Problem description
What is needed here is an exact copy of every entry.
─── Record excerpts
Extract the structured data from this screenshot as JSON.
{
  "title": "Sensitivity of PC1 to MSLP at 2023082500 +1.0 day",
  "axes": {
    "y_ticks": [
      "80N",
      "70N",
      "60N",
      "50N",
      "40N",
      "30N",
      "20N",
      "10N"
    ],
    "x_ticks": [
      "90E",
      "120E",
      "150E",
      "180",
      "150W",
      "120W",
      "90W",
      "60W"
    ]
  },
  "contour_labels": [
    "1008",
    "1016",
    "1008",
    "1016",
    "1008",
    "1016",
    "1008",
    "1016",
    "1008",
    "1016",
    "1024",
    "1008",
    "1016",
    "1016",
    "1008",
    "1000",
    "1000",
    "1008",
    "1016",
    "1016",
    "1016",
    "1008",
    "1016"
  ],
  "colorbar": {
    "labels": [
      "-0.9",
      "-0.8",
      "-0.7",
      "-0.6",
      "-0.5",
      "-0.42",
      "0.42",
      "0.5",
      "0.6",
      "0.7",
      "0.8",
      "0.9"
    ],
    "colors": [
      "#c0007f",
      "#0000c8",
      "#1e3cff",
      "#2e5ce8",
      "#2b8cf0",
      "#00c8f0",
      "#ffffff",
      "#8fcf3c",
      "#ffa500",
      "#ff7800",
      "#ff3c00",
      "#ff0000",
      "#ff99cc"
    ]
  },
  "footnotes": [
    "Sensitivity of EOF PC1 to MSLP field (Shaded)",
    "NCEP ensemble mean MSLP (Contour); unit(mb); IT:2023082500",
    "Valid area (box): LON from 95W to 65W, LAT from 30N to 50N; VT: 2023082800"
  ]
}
──────
Result for this task
Extract the structured data from this screenshot as JSON.
{
  "title": "Sensitivity of PC1 to MSLP at 2023082500 +1.0 day",
  "axes": {
    "y_ticks": [
      "80N",
      "70N",
      "60N",
      "50N",
      "40N",
      "30N",
      "20N",
      "10N"
    ],
    "x_ticks": [
      "90E",
      "120E",
      "150E",
      "180",
      "150W",
      "120W",
      "90W",
      "60W"
    ]
  },
  "contour_labels": [
    "1008",
    "1016",
    "1008",
    "1016",
    "1008",
    "1016",
    "1008",
    "1016",
    "1008",
    "1016",
    "1024",
    "1008",
    "1016",
    "1016",
    "1008",
    "1000",
    "1000",
    "1008",
    "1016",
    "1016",
    "1016",
    "1008",
    "1016"
  ],
  "colorbar": {
    "labels": [
      "-0.9",
      "-0.8",
      "-0.7",
      "-0.6",
      "-0.5",
      "-0.42",
      "0.42",
      "0.5",
      "0.6",
      "0.7",
      "0.8",
      "0.9"
    ],
    "colors": [
      "#c0007f",
      "#0000c8",
      "#1e3cff",
      "#2e5ce8",
      "#2b8cf0",
      "#00c8f0",
      "#ffffff",
      "#8fcf3c",
      "#ffa500",
      "#ff7800",
      "#ff3c00",
      "#ff0000",
      "#ff99cc"
    ]
  },
  "footnotes": [
    "Sensitivity of EOF PC1 to MSLP field (Shaded)",
    "NCEP ensemble mean MSLP (Contour); unit(mb); IT:2023082500",
    "Valid area (box): LON from 95W to 65W, LAT from 30N to 50N; VT: 2023082800"
  ]
}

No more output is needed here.